**Instructions for the task:**
Select lines where the word "JSON" appears.

**Entries provided:**
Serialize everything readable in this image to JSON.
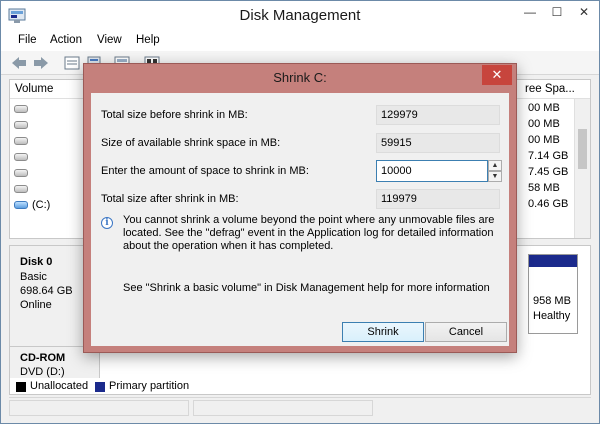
{
  "window": {
    "title": "Disk Management",
    "controls": {
      "minimize": "—",
      "maximize": "☐",
      "close": "✕"
    }
  },
  "menu": [
    "File",
    "Action",
    "View",
    "Help"
  ],
  "volume_list": {
    "columns": {
      "volume": "Volume",
      "free_space": "ree Spa..."
    },
    "rows": [
      {
        "name": "",
        "free": "00 MB"
      },
      {
        "name": "",
        "free": "00 MB"
      },
      {
        "name": "",
        "free": "00 MB"
      },
      {
        "name": "",
        "free": "7.14 GB"
      },
      {
        "name": "",
        "free": "7.45 GB"
      },
      {
        "name": "",
        "free": "58 MB"
      },
      {
        "name": "(C:)",
        "free": "0.46 GB"
      }
    ]
  },
  "disk_pane": {
    "disk0": {
      "name": "Disk 0",
      "type": "Basic",
      "size": "698.64 GB",
      "status": "Online"
    },
    "partition": {
      "size": "958 MB",
      "status": "Healthy"
    },
    "cdrom": {
      "name": "CD-ROM",
      "drive": "DVD (D:)"
    },
    "legend": [
      {
        "label": "Unallocated",
        "color": "#000000"
      },
      {
        "label": "Primary partition",
        "color": "#1b2a8c"
      }
    ]
  },
  "dialog": {
    "title": "Shrink C:",
    "close": "✕",
    "total_before_label": "Total size before shrink in MB:",
    "total_before_value": "129979",
    "available_label": "Size of available shrink space in MB:",
    "available_value": "59915",
    "amount_label": "Enter the amount of space to shrink in MB:",
    "amount_value": "10000",
    "total_after_label": "Total size after shrink in MB:",
    "total_after_value": "119979",
    "info_icon": "info-icon",
    "info_text": "You cannot shrink a volume beyond the point where any unmovable files are located. See the \"defrag\" event in the Application log for detailed information about the operation when it has completed.",
    "help_text": "See \"Shrink a basic volume\" in Disk Management help for more information",
    "shrink_button": "Shrink",
    "cancel_button": "Cancel"
  },
  "colors": {
    "dialog_frame": "#c5807c",
    "close_button": "#c7453d",
    "primary_partition": "#1b2a8c",
    "focus_border": "#3c7fb1"
  }
}
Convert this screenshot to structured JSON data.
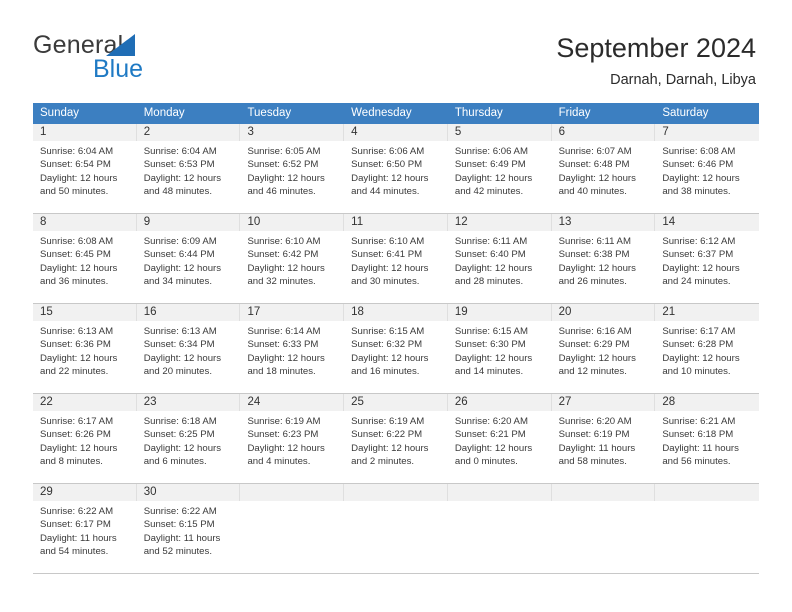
{
  "brand": {
    "name_part1": "General",
    "name_part2": "Blue",
    "triangle_icon": "triangle-icon",
    "accent_color": "#1f7ac4"
  },
  "header": {
    "title": "September 2024",
    "subtitle": "Darnah, Darnah, Libya"
  },
  "theme": {
    "header_bg": "#3c7fc1",
    "daynum_bg": "#f1f1f1",
    "grid_line": "#c8c8c8",
    "text": "#3a3a3a"
  },
  "weekdays": [
    "Sunday",
    "Monday",
    "Tuesday",
    "Wednesday",
    "Thursday",
    "Friday",
    "Saturday"
  ],
  "weeks": [
    [
      {
        "day": "1",
        "sunrise": "Sunrise: 6:04 AM",
        "sunset": "Sunset: 6:54 PM",
        "daylight1": "Daylight: 12 hours",
        "daylight2": "and 50 minutes."
      },
      {
        "day": "2",
        "sunrise": "Sunrise: 6:04 AM",
        "sunset": "Sunset: 6:53 PM",
        "daylight1": "Daylight: 12 hours",
        "daylight2": "and 48 minutes."
      },
      {
        "day": "3",
        "sunrise": "Sunrise: 6:05 AM",
        "sunset": "Sunset: 6:52 PM",
        "daylight1": "Daylight: 12 hours",
        "daylight2": "and 46 minutes."
      },
      {
        "day": "4",
        "sunrise": "Sunrise: 6:06 AM",
        "sunset": "Sunset: 6:50 PM",
        "daylight1": "Daylight: 12 hours",
        "daylight2": "and 44 minutes."
      },
      {
        "day": "5",
        "sunrise": "Sunrise: 6:06 AM",
        "sunset": "Sunset: 6:49 PM",
        "daylight1": "Daylight: 12 hours",
        "daylight2": "and 42 minutes."
      },
      {
        "day": "6",
        "sunrise": "Sunrise: 6:07 AM",
        "sunset": "Sunset: 6:48 PM",
        "daylight1": "Daylight: 12 hours",
        "daylight2": "and 40 minutes."
      },
      {
        "day": "7",
        "sunrise": "Sunrise: 6:08 AM",
        "sunset": "Sunset: 6:46 PM",
        "daylight1": "Daylight: 12 hours",
        "daylight2": "and 38 minutes."
      }
    ],
    [
      {
        "day": "8",
        "sunrise": "Sunrise: 6:08 AM",
        "sunset": "Sunset: 6:45 PM",
        "daylight1": "Daylight: 12 hours",
        "daylight2": "and 36 minutes."
      },
      {
        "day": "9",
        "sunrise": "Sunrise: 6:09 AM",
        "sunset": "Sunset: 6:44 PM",
        "daylight1": "Daylight: 12 hours",
        "daylight2": "and 34 minutes."
      },
      {
        "day": "10",
        "sunrise": "Sunrise: 6:10 AM",
        "sunset": "Sunset: 6:42 PM",
        "daylight1": "Daylight: 12 hours",
        "daylight2": "and 32 minutes."
      },
      {
        "day": "11",
        "sunrise": "Sunrise: 6:10 AM",
        "sunset": "Sunset: 6:41 PM",
        "daylight1": "Daylight: 12 hours",
        "daylight2": "and 30 minutes."
      },
      {
        "day": "12",
        "sunrise": "Sunrise: 6:11 AM",
        "sunset": "Sunset: 6:40 PM",
        "daylight1": "Daylight: 12 hours",
        "daylight2": "and 28 minutes."
      },
      {
        "day": "13",
        "sunrise": "Sunrise: 6:11 AM",
        "sunset": "Sunset: 6:38 PM",
        "daylight1": "Daylight: 12 hours",
        "daylight2": "and 26 minutes."
      },
      {
        "day": "14",
        "sunrise": "Sunrise: 6:12 AM",
        "sunset": "Sunset: 6:37 PM",
        "daylight1": "Daylight: 12 hours",
        "daylight2": "and 24 minutes."
      }
    ],
    [
      {
        "day": "15",
        "sunrise": "Sunrise: 6:13 AM",
        "sunset": "Sunset: 6:36 PM",
        "daylight1": "Daylight: 12 hours",
        "daylight2": "and 22 minutes."
      },
      {
        "day": "16",
        "sunrise": "Sunrise: 6:13 AM",
        "sunset": "Sunset: 6:34 PM",
        "daylight1": "Daylight: 12 hours",
        "daylight2": "and 20 minutes."
      },
      {
        "day": "17",
        "sunrise": "Sunrise: 6:14 AM",
        "sunset": "Sunset: 6:33 PM",
        "daylight1": "Daylight: 12 hours",
        "daylight2": "and 18 minutes."
      },
      {
        "day": "18",
        "sunrise": "Sunrise: 6:15 AM",
        "sunset": "Sunset: 6:32 PM",
        "daylight1": "Daylight: 12 hours",
        "daylight2": "and 16 minutes."
      },
      {
        "day": "19",
        "sunrise": "Sunrise: 6:15 AM",
        "sunset": "Sunset: 6:30 PM",
        "daylight1": "Daylight: 12 hours",
        "daylight2": "and 14 minutes."
      },
      {
        "day": "20",
        "sunrise": "Sunrise: 6:16 AM",
        "sunset": "Sunset: 6:29 PM",
        "daylight1": "Daylight: 12 hours",
        "daylight2": "and 12 minutes."
      },
      {
        "day": "21",
        "sunrise": "Sunrise: 6:17 AM",
        "sunset": "Sunset: 6:28 PM",
        "daylight1": "Daylight: 12 hours",
        "daylight2": "and 10 minutes."
      }
    ],
    [
      {
        "day": "22",
        "sunrise": "Sunrise: 6:17 AM",
        "sunset": "Sunset: 6:26 PM",
        "daylight1": "Daylight: 12 hours",
        "daylight2": "and 8 minutes."
      },
      {
        "day": "23",
        "sunrise": "Sunrise: 6:18 AM",
        "sunset": "Sunset: 6:25 PM",
        "daylight1": "Daylight: 12 hours",
        "daylight2": "and 6 minutes."
      },
      {
        "day": "24",
        "sunrise": "Sunrise: 6:19 AM",
        "sunset": "Sunset: 6:23 PM",
        "daylight1": "Daylight: 12 hours",
        "daylight2": "and 4 minutes."
      },
      {
        "day": "25",
        "sunrise": "Sunrise: 6:19 AM",
        "sunset": "Sunset: 6:22 PM",
        "daylight1": "Daylight: 12 hours",
        "daylight2": "and 2 minutes."
      },
      {
        "day": "26",
        "sunrise": "Sunrise: 6:20 AM",
        "sunset": "Sunset: 6:21 PM",
        "daylight1": "Daylight: 12 hours",
        "daylight2": "and 0 minutes."
      },
      {
        "day": "27",
        "sunrise": "Sunrise: 6:20 AM",
        "sunset": "Sunset: 6:19 PM",
        "daylight1": "Daylight: 11 hours",
        "daylight2": "and 58 minutes."
      },
      {
        "day": "28",
        "sunrise": "Sunrise: 6:21 AM",
        "sunset": "Sunset: 6:18 PM",
        "daylight1": "Daylight: 11 hours",
        "daylight2": "and 56 minutes."
      }
    ],
    [
      {
        "day": "29",
        "sunrise": "Sunrise: 6:22 AM",
        "sunset": "Sunset: 6:17 PM",
        "daylight1": "Daylight: 11 hours",
        "daylight2": "and 54 minutes."
      },
      {
        "day": "30",
        "sunrise": "Sunrise: 6:22 AM",
        "sunset": "Sunset: 6:15 PM",
        "daylight1": "Daylight: 11 hours",
        "daylight2": "and 52 minutes."
      },
      {
        "day": "",
        "sunrise": "",
        "sunset": "",
        "daylight1": "",
        "daylight2": ""
      },
      {
        "day": "",
        "sunrise": "",
        "sunset": "",
        "daylight1": "",
        "daylight2": ""
      },
      {
        "day": "",
        "sunrise": "",
        "sunset": "",
        "daylight1": "",
        "daylight2": ""
      },
      {
        "day": "",
        "sunrise": "",
        "sunset": "",
        "daylight1": "",
        "daylight2": ""
      },
      {
        "day": "",
        "sunrise": "",
        "sunset": "",
        "daylight1": "",
        "daylight2": ""
      }
    ]
  ]
}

**Complete response:**
Serialize everything readable in this image to JSON.
Convert this screenshot to structured JSON data.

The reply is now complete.